Give the data as a numbered list, from its first line through the line containing "184, 747, 196]", inclusive. Skip any blank lines.

[Collection entries]

====

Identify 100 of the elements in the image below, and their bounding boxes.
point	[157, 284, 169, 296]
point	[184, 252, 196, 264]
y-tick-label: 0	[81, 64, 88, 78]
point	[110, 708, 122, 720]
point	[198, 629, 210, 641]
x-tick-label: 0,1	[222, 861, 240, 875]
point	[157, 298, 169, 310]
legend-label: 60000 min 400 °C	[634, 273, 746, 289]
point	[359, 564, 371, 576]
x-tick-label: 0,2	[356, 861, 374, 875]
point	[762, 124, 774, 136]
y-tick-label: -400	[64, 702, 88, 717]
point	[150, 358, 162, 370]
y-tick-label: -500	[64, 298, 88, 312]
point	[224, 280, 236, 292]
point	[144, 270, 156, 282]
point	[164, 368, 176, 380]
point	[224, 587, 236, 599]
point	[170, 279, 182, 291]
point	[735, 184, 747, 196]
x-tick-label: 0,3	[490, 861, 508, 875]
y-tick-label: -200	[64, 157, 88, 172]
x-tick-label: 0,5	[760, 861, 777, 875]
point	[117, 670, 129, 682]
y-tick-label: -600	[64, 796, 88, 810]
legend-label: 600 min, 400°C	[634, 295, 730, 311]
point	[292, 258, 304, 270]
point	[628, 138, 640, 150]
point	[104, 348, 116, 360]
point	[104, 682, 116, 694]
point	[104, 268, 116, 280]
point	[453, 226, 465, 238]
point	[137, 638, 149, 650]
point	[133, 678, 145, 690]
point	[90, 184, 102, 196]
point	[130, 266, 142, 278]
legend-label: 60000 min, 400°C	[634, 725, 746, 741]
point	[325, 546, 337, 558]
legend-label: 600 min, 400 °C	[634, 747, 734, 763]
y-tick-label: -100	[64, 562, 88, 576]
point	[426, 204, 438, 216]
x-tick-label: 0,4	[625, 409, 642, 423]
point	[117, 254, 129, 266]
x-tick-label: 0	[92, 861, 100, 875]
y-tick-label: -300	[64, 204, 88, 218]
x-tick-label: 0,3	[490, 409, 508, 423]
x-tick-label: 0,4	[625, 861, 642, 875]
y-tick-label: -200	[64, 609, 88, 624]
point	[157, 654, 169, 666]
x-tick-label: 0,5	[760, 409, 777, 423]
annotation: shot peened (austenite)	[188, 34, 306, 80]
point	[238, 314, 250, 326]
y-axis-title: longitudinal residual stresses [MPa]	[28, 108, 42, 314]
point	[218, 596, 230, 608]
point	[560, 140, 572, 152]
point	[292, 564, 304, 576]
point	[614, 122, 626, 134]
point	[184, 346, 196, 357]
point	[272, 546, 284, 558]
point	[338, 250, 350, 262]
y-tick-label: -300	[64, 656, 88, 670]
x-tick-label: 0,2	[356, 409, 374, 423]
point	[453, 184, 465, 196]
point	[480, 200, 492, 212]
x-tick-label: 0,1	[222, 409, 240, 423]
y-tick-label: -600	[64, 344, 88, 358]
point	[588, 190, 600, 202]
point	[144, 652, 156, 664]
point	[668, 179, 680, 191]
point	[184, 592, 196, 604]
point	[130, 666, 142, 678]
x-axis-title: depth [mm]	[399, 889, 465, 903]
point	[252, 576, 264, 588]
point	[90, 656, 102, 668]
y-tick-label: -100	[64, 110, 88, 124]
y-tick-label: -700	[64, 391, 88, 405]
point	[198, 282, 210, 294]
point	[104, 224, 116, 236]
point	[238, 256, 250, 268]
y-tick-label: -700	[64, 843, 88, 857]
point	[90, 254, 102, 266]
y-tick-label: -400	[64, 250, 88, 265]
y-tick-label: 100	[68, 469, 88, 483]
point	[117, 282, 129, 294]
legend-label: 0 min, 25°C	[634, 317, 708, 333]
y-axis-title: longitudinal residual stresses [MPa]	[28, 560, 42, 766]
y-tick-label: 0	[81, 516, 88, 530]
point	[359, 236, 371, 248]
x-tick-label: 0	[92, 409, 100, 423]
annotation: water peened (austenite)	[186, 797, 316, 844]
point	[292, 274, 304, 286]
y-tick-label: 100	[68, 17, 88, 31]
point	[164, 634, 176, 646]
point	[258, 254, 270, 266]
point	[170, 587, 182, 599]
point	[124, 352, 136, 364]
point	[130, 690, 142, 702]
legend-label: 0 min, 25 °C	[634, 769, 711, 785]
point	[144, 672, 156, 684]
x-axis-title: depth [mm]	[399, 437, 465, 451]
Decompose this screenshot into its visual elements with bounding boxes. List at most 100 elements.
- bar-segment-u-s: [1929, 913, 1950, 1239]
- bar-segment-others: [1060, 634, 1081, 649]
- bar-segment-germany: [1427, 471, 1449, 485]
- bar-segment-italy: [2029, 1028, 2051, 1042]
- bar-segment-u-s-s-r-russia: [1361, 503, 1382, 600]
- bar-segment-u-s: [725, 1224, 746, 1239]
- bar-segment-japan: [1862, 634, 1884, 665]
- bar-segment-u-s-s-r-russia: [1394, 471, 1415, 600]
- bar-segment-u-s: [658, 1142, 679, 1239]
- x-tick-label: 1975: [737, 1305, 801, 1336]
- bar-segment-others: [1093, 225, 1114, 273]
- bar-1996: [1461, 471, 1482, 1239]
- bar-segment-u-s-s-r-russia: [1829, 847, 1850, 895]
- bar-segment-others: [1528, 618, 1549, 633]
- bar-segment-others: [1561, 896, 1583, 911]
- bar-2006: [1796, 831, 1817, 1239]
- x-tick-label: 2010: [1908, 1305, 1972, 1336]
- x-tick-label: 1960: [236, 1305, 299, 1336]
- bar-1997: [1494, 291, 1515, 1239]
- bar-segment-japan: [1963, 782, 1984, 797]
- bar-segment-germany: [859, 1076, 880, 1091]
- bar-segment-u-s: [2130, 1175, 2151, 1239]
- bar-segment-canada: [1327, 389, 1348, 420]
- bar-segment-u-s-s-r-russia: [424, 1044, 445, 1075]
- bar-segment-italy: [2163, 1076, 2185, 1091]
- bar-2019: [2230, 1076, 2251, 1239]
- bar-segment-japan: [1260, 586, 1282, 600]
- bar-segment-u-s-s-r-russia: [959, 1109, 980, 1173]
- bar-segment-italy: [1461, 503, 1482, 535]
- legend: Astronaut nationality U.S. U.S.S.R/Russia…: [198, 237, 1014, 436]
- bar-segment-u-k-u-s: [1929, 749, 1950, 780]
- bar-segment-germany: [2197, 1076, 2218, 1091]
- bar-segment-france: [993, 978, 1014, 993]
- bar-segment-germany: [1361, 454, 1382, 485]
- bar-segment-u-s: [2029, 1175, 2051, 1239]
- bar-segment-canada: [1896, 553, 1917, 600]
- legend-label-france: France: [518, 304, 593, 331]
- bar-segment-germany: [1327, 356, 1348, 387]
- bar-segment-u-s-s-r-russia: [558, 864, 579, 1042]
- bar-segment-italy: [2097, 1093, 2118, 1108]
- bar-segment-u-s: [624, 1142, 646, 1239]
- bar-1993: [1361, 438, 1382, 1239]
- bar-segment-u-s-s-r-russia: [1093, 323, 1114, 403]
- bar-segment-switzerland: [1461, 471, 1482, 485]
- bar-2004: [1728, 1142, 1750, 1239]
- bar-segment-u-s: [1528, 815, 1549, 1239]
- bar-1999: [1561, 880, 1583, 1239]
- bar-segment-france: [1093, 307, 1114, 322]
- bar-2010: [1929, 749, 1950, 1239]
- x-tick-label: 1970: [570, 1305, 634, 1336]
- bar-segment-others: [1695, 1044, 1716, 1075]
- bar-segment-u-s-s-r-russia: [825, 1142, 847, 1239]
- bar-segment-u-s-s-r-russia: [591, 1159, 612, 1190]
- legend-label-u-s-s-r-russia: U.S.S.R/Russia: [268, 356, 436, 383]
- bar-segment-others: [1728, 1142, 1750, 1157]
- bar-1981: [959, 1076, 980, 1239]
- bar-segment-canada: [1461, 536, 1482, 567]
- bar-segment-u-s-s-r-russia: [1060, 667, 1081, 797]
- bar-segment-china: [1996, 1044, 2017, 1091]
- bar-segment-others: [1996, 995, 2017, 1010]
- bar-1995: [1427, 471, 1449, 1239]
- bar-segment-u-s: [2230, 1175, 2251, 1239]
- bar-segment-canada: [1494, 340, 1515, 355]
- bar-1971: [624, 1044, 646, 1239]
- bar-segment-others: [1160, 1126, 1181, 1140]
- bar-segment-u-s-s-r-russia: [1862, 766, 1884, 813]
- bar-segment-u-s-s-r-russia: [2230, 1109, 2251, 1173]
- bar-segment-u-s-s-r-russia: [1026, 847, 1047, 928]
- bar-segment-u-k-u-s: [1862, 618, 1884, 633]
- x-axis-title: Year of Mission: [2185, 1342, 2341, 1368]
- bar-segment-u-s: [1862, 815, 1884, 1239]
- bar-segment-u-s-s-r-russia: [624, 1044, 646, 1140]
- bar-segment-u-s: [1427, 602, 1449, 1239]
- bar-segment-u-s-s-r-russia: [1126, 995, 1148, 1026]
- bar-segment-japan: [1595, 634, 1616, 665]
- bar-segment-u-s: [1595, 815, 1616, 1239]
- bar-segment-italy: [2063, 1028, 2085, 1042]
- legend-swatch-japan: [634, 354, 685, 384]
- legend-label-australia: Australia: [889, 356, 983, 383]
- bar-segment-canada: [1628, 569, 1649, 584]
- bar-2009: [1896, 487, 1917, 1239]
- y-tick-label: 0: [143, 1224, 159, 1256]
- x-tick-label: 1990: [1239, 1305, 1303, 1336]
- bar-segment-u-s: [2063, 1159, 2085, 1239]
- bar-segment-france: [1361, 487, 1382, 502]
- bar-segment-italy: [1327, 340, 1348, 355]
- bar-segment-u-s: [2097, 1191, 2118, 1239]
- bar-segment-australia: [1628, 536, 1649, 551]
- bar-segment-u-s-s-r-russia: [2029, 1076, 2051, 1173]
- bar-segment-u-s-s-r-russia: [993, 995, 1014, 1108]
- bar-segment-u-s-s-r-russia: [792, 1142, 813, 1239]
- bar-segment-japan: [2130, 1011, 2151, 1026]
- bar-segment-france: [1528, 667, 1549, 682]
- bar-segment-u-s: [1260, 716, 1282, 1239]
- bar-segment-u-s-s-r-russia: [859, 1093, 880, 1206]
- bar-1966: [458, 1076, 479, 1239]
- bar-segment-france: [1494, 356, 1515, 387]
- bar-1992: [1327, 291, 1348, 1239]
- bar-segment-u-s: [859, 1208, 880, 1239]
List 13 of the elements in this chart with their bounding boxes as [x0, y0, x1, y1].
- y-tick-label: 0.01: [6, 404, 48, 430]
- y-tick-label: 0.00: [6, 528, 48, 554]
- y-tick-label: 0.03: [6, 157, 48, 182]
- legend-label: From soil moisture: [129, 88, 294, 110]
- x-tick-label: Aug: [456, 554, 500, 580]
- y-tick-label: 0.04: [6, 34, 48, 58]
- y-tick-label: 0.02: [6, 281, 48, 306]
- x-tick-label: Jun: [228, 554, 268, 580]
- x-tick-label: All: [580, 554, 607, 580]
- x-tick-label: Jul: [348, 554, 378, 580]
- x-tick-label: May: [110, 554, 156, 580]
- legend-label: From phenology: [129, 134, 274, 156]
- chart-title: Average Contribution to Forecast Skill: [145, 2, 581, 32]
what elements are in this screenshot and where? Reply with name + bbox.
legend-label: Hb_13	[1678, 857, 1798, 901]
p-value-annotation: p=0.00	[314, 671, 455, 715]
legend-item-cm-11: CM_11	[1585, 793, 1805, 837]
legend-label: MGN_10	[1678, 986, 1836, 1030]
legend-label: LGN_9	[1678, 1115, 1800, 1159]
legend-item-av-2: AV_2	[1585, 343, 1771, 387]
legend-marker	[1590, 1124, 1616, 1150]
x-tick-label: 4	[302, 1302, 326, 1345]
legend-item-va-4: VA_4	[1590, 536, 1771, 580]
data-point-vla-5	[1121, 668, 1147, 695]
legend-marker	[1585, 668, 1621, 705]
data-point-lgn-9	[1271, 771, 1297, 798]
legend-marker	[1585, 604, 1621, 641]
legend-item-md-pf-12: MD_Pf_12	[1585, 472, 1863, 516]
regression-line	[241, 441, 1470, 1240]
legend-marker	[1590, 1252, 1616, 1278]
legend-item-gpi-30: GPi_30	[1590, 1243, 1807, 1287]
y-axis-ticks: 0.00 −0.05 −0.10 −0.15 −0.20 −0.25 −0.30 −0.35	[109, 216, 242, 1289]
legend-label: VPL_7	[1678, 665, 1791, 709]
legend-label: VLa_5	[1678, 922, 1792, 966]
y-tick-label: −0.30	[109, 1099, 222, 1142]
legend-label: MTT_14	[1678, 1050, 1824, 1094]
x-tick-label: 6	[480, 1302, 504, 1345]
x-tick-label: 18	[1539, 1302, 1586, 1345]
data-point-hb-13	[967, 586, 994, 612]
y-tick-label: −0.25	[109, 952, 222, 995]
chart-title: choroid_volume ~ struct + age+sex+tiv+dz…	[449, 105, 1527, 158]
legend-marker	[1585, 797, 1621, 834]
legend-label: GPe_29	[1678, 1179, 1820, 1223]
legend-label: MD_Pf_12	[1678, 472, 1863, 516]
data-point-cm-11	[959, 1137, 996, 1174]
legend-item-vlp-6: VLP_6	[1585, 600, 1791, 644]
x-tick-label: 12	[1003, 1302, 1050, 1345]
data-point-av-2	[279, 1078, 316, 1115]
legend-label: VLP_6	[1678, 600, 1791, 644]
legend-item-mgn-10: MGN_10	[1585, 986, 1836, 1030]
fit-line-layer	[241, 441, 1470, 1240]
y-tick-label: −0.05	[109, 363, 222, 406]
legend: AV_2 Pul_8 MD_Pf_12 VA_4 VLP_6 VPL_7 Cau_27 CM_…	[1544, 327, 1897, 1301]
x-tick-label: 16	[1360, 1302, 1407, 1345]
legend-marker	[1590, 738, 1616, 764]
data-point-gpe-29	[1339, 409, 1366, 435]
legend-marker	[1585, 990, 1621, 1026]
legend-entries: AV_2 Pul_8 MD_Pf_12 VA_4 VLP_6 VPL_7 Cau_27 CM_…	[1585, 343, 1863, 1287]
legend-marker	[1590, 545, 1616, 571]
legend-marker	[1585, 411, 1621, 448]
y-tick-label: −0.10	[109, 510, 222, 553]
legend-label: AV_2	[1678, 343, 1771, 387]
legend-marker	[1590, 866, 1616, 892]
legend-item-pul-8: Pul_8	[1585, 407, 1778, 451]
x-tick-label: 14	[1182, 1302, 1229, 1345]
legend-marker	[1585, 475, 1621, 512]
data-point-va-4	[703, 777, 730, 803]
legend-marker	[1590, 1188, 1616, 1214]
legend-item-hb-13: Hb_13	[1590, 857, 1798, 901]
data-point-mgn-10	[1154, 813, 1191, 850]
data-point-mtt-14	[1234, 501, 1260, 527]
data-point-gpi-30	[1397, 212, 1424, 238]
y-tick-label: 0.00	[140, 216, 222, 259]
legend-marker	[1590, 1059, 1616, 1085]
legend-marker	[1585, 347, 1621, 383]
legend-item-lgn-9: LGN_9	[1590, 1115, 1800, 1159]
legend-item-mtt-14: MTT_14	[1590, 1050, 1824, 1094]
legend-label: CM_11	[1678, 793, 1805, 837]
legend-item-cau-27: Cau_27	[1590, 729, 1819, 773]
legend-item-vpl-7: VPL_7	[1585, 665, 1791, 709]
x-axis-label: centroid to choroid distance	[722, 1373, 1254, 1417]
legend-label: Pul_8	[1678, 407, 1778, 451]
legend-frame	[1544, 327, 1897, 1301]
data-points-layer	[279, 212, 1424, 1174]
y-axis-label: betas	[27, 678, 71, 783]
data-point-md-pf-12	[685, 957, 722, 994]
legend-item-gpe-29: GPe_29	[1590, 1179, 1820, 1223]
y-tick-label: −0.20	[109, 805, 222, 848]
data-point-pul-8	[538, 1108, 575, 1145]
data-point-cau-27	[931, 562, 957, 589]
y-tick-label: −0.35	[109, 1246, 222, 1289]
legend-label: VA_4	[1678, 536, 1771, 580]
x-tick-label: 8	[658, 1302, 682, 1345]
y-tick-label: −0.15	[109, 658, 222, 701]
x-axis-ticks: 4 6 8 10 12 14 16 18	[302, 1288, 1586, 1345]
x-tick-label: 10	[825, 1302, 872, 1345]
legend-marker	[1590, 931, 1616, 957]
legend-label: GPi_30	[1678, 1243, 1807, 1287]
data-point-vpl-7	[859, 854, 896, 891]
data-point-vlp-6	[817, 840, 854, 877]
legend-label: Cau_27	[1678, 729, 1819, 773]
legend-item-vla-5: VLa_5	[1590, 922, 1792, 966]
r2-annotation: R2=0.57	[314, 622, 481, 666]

====

- [EXERCISE OUTPUT]
1. Identify 100 of the elements in the image below, and their bounding boxes.
2. point	[157, 284, 169, 296]
3. point	[184, 252, 196, 264]
4. y-tick-label: 0	[81, 64, 88, 78]
5. point	[110, 708, 122, 720]
6. point	[198, 629, 210, 641]
7. x-tick-label: 0,1	[222, 861, 240, 875]
8. point	[157, 298, 169, 310]
9. legend-label: 60000 min 400 °C	[634, 273, 746, 289]
10. point	[359, 564, 371, 576]
11. x-tick-label: 0,2	[356, 861, 374, 875]
12. point	[762, 124, 774, 136]
13. y-tick-label: -400	[64, 702, 88, 717]
14. point	[150, 358, 162, 370]
15. y-tick-label: -500	[64, 298, 88, 312]
16. point	[224, 280, 236, 292]
17. point	[144, 270, 156, 282]
18. point	[164, 368, 176, 380]
19. point	[224, 587, 236, 599]
20. point	[170, 279, 182, 291]
21. point	[735, 184, 747, 196]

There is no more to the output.